# [Exercise]
All of the data needs to be repeated exactly.

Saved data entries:
[Start]
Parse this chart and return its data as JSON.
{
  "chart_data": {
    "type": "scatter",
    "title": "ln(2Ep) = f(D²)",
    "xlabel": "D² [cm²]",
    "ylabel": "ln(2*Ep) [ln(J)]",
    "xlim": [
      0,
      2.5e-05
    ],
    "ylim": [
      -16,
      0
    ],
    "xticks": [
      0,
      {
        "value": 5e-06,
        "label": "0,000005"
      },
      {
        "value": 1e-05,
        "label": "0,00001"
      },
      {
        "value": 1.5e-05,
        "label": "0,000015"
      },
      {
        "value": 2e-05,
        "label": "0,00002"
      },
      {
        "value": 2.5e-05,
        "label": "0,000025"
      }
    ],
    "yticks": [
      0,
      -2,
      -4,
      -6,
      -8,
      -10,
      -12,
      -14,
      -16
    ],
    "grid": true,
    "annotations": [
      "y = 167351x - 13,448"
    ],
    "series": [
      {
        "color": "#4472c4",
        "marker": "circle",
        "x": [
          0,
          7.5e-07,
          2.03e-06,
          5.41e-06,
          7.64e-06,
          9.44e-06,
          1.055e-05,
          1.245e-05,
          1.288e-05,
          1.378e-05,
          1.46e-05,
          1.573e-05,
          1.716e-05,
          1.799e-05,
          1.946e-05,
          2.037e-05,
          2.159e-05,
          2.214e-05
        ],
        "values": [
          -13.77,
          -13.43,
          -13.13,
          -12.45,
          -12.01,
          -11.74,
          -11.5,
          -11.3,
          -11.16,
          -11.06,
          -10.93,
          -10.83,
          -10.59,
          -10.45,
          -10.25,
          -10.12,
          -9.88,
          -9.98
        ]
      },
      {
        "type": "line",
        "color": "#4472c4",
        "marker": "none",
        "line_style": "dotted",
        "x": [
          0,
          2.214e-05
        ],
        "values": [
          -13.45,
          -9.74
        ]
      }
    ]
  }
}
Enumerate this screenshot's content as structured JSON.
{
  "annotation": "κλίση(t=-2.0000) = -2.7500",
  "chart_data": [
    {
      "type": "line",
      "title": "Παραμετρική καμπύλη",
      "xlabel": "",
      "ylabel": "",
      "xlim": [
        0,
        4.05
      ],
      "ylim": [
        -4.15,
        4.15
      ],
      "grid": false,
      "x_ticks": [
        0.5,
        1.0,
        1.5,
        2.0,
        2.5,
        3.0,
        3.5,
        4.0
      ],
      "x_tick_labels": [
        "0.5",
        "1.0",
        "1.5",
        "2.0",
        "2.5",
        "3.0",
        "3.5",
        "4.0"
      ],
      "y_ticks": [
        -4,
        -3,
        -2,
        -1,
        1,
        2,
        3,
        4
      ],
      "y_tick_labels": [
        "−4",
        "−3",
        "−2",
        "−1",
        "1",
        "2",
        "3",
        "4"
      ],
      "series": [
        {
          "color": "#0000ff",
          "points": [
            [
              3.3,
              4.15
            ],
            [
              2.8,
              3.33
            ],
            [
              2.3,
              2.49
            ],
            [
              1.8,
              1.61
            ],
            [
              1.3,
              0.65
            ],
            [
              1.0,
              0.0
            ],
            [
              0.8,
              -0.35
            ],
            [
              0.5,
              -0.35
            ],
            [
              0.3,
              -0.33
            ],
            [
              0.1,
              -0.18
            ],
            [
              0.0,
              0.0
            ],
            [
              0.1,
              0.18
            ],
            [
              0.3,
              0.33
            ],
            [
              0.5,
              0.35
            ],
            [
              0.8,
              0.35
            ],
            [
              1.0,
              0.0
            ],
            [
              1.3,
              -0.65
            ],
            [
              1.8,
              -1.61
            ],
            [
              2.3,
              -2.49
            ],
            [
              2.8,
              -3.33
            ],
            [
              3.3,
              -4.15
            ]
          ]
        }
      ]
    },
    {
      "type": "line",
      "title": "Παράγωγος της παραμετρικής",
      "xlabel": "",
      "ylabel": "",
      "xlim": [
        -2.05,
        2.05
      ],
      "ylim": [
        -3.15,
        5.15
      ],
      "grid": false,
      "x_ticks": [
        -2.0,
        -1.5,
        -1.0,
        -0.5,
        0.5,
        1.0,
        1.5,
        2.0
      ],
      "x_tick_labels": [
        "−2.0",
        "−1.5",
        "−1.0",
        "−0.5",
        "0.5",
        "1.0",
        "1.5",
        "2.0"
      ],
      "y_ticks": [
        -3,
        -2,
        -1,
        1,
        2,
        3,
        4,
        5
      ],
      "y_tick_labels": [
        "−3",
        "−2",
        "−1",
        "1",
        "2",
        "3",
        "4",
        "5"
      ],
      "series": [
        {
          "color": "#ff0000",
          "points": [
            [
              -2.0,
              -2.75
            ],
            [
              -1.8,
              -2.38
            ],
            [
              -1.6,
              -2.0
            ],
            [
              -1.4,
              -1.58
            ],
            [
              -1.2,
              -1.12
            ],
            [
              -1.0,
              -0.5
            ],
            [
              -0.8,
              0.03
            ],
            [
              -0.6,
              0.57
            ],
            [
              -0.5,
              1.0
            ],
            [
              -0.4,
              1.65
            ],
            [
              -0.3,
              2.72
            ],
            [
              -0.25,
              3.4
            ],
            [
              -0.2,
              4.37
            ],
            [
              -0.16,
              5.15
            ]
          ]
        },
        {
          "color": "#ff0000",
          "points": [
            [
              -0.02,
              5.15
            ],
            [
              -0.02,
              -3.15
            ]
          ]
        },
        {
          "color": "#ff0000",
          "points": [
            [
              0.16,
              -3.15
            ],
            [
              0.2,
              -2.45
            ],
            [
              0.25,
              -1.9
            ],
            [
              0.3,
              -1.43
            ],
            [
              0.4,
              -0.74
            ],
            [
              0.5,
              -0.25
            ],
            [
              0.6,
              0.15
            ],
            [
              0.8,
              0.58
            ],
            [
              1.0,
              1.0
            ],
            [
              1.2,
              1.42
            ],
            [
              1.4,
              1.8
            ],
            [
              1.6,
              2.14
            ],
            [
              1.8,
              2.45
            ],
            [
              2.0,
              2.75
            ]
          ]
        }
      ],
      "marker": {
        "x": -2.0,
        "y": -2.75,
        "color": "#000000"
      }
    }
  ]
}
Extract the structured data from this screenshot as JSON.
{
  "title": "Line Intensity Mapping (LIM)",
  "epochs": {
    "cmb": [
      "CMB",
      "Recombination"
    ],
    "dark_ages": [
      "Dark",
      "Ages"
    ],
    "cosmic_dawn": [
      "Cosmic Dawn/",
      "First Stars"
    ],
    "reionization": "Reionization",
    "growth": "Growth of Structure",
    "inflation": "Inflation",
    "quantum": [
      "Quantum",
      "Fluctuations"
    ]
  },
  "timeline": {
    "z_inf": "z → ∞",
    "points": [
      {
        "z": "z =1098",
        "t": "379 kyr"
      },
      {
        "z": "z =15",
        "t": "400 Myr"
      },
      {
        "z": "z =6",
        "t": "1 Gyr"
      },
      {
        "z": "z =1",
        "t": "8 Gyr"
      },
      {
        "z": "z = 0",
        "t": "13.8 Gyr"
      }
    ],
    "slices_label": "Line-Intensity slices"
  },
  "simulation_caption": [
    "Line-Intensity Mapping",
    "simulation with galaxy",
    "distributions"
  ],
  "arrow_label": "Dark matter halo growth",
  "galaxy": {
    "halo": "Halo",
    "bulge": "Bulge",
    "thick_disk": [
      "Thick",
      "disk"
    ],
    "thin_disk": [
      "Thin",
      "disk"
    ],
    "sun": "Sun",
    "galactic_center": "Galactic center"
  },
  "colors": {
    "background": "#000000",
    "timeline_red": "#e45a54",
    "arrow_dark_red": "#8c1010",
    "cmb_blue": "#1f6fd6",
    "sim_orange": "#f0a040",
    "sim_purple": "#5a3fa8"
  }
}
[End]
# [Exercise response]
Parse this chart and return its data as JSON.
{
  "chart_data": {
    "type": "scatter",
    "title": "ln(2Ep) = f(D²)",
    "xlabel": "D² [cm²]",
    "ylabel": "ln(2*Ep) [ln(J)]",
    "xlim": [
      0,
      2.5e-05
    ],
    "ylim": [
      -16,
      0
    ],
    "xticks": [
      0,
      {
        "value": 5e-06,
        "label": "0,000005"
      },
      {
        "value": 1e-05,
        "label": "0,00001"
      },
      {
        "value": 1.5e-05,
        "label": "0,000015"
      },
      {
        "value": 2e-05,
        "label": "0,00002"
      },
      {
        "value": 2.5e-05,
        "label": "0,000025"
      }
    ],
    "yticks": [
      0,
      -2,
      -4,
      -6,
      -8,
      -10,
      -12,
      -14,
      -16
    ],
    "grid": true,
    "annotations": [
      "y = 167351x - 13,448"
    ],
    "series": [
      {
        "color": "#4472c4",
        "marker": "circle",
        "x": [
          0,
          7.5e-07,
          2.03e-06,
          5.41e-06,
          7.64e-06,
          9.44e-06,
          1.055e-05,
          1.245e-05,
          1.288e-05,
          1.378e-05,
          1.46e-05,
          1.573e-05,
          1.716e-05,
          1.799e-05,
          1.946e-05,
          2.037e-05,
          2.159e-05,
          2.214e-05
        ],
        "values": [
          -13.77,
          -13.43,
          -13.13,
          -12.45,
          -12.01,
          -11.74,
          -11.5,
          -11.3,
          -11.16,
          -11.06,
          -10.93,
          -10.83,
          -10.59,
          -10.45,
          -10.25,
          -10.12,
          -9.88,
          -9.98
        ]
      },
      {
        "type": "line",
        "color": "#4472c4",
        "marker": "none",
        "line_style": "dotted",
        "x": [
          0,
          2.214e-05
        ],
        "values": [
          -13.45,
          -9.74
        ]
      }
    ]
  }
}
Enumerate this screenshot's content as structured JSON.
{
  "annotation": "κλίση(t=-2.0000) = -2.7500",
  "chart_data": [
    {
      "type": "line",
      "title": "Παραμετρική καμπύλη",
      "xlabel": "",
      "ylabel": "",
      "xlim": [
        0,
        4.05
      ],
      "ylim": [
        -4.15,
        4.15
      ],
      "grid": false,
      "x_ticks": [
        0.5,
        1.0,
        1.5,
        2.0,
        2.5,
        3.0,
        3.5,
        4.0
      ],
      "x_tick_labels": [
        "0.5",
        "1.0",
        "1.5",
        "2.0",
        "2.5",
        "3.0",
        "3.5",
        "4.0"
      ],
      "y_ticks": [
        -4,
        -3,
        -2,
        -1,
        1,
        2,
        3,
        4
      ],
      "y_tick_labels": [
        "−4",
        "−3",
        "−2",
        "−1",
        "1",
        "2",
        "3",
        "4"
      ],
      "series": [
        {
          "color": "#0000ff",
          "points": [
            [
              3.3,
              4.15
            ],
            [
              2.8,
              3.33
            ],
            [
              2.3,
              2.49
            ],
            [
              1.8,
              1.61
            ],
            [
              1.3,
              0.65
            ],
            [
              1.0,
              0.0
            ],
            [
              0.8,
              -0.35
            ],
            [
              0.5,
              -0.35
            ],
            [
              0.3,
              -0.33
            ],
            [
              0.1,
              -0.18
            ],
            [
              0.0,
              0.0
            ],
            [
              0.1,
              0.18
            ],
            [
              0.3,
              0.33
            ],
            [
              0.5,
              0.35
            ],
            [
              0.8,
              0.35
            ],
            [
              1.0,
              0.0
            ],
            [
              1.3,
              -0.65
            ],
            [
              1.8,
              -1.61
            ],
            [
              2.3,
              -2.49
            ],
            [
              2.8,
              -3.33
            ],
            [
              3.3,
              -4.15
            ]
          ]
        }
      ]
    },
    {
      "type": "line",
      "title": "Παράγωγος της παραμετρικής",
      "xlabel": "",
      "ylabel": "",
      "xlim": [
        -2.05,
        2.05
      ],
      "ylim": [
        -3.15,
        5.15
      ],
      "grid": false,
      "x_ticks": [
        -2.0,
        -1.5,
        -1.0,
        -0.5,
        0.5,
        1.0,
        1.5,
        2.0
      ],
      "x_tick_labels": [
        "−2.0",
        "−1.5",
        "−1.0",
        "−0.5",
        "0.5",
        "1.0",
        "1.5",
        "2.0"
      ],
      "y_ticks": [
        -3,
        -2,
        -1,
        1,
        2,
        3,
        4,
        5
      ],
      "y_tick_labels": [
        "−3",
        "−2",
        "−1",
        "1",
        "2",
        "3",
        "4",
        "5"
      ],
      "series": [
        {
          "color": "#ff0000",
          "points": [
            [
              -2.0,
              -2.75
            ],
            [
              -1.8,
              -2.38
            ],
            [
              -1.6,
              -2.0
            ],
            [
              -1.4,
              -1.58
            ],
            [
              -1.2,
              -1.12
            ],
            [
              -1.0,
              -0.5
            ],
            [
              -0.8,
              0.03
            ],
            [
              -0.6,
              0.57
            ],
            [
              -0.5,
              1.0
            ],
            [
              -0.4,
              1.65
            ],
            [
              -0.3,
              2.72
            ],
            [
              -0.25,
              3.4
            ],
            [
              -0.2,
              4.37
            ],
            [
              -0.16,
              5.15
            ]
          ]
        },
        {
          "color": "#ff0000",
          "points": [
            [
              -0.02,
              5.15
            ],
            [
              -0.02,
              -3.15
            ]
          ]
        },
        {
          "color": "#ff0000",
          "points": [
            [
              0.16,
              -3.15
            ],
            [
              0.2,
              -2.45
            ],
            [
              0.25,
              -1.9
            ],
            [
              0.3,
              -1.43
            ],
            [
              0.4,
              -0.74
            ],
            [
              0.5,
              -0.25
            ],
            [
              0.6,
              0.15
            ],
            [
              0.8,
              0.58
            ],
            [
              1.0,
              1.0
            ],
            [
              1.2,
              1.42
            ],
            [
              1.4,
              1.8
            ],
            [
              1.6,
              2.14
            ],
            [
              1.8,
              2.45
            ],
            [
              2.0,
              2.75
            ]
          ]
        }
      ],
      "marker": {
        "x": -2.0,
        "y": -2.75,
        "color": "#000000"
      }
    }
  ]
}
Extract the structured data from this screenshot as JSON.
{
  "title": "Line Intensity Mapping (LIM)",
  "epochs": {
    "cmb": [
      "CMB",
      "Recombination"
    ],
    "dark_ages": [
      "Dark",
      "Ages"
    ],
    "cosmic_dawn": [
      "Cosmic Dawn/",
      "First Stars"
    ],
    "reionization": "Reionization",
    "growth": "Growth of Structure",
    "inflation": "Inflation",
    "quantum": [
      "Quantum",
      "Fluctuations"
    ]
  },
  "timeline": {
    "z_inf": "z → ∞",
    "points": [
      {
        "z": "z =1098",
        "t": "379 kyr"
      },
      {
        "z": "z =15",
        "t": "400 Myr"
      },
      {
        "z": "z =6",
        "t": "1 Gyr"
      },
      {
        "z": "z =1",
        "t": "8 Gyr"
      },
      {
        "z": "z = 0",
        "t": "13.8 Gyr"
      }
    ],
    "slices_label": "Line-Intensity slices"
  },
  "simulation_caption": [
    "Line-Intensity Mapping",
    "simulation with galaxy",
    "distributions"
  ],
  "arrow_label": "Dark matter halo growth",
  "galaxy": {
    "halo": "Halo",
    "bulge": "Bulge",
    "thick_disk": [
      "Thick",
      "disk"
    ],
    "thin_disk": [
      "Thin",
      "disk"
    ],
    "sun": "Sun",
    "galactic_center": "Galactic center"
  },
  "colors": {
    "background": "#000000",
    "timeline_red": "#e45a54",
    "arrow_dark_red": "#8c1010",
    "cmb_blue": "#1f6fd6",
    "sim_orange": "#f0a040",
    "sim_purple": "#5a3fa8"
  }
}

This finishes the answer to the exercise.